[Collected data entries]

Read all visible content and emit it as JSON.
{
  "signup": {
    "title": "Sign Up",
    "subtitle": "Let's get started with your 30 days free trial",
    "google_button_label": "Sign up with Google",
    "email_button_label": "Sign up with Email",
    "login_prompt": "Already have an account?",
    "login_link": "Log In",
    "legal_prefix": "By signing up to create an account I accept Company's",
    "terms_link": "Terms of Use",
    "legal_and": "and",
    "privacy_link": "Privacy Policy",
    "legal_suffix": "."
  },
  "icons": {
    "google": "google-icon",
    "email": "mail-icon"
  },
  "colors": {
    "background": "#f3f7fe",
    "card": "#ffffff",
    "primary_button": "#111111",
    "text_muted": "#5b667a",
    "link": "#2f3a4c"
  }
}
==
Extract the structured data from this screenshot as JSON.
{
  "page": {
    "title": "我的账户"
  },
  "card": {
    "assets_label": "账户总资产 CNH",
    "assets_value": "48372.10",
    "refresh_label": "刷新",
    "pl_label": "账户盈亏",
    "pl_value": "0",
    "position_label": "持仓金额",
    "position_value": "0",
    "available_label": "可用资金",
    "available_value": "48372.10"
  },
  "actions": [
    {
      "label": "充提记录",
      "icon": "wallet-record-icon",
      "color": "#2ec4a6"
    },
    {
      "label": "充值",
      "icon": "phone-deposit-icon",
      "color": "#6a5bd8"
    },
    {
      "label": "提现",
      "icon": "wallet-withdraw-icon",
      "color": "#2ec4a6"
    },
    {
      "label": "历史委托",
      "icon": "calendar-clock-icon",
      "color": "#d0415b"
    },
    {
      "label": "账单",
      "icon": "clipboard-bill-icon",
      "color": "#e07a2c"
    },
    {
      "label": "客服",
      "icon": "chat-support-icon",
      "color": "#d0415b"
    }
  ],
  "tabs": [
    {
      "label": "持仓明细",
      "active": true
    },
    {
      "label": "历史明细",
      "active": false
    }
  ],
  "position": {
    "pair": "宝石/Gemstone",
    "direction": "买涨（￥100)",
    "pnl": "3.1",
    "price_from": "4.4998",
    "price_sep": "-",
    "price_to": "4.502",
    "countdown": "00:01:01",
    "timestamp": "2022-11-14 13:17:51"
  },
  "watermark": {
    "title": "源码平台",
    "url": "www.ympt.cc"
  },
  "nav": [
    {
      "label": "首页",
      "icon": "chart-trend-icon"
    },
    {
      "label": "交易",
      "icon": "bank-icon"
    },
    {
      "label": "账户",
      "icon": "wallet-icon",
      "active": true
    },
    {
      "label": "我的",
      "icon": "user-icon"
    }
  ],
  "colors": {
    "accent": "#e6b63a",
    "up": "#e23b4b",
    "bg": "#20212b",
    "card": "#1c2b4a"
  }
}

* **Task**:
Check each line of the records for the word "wallet" and extract those that contain it.

* **Solved problem**:
      "icon": "wallet-record-icon",
      "icon": "wallet-withdraw-icon",
      "icon": "wallet-icon",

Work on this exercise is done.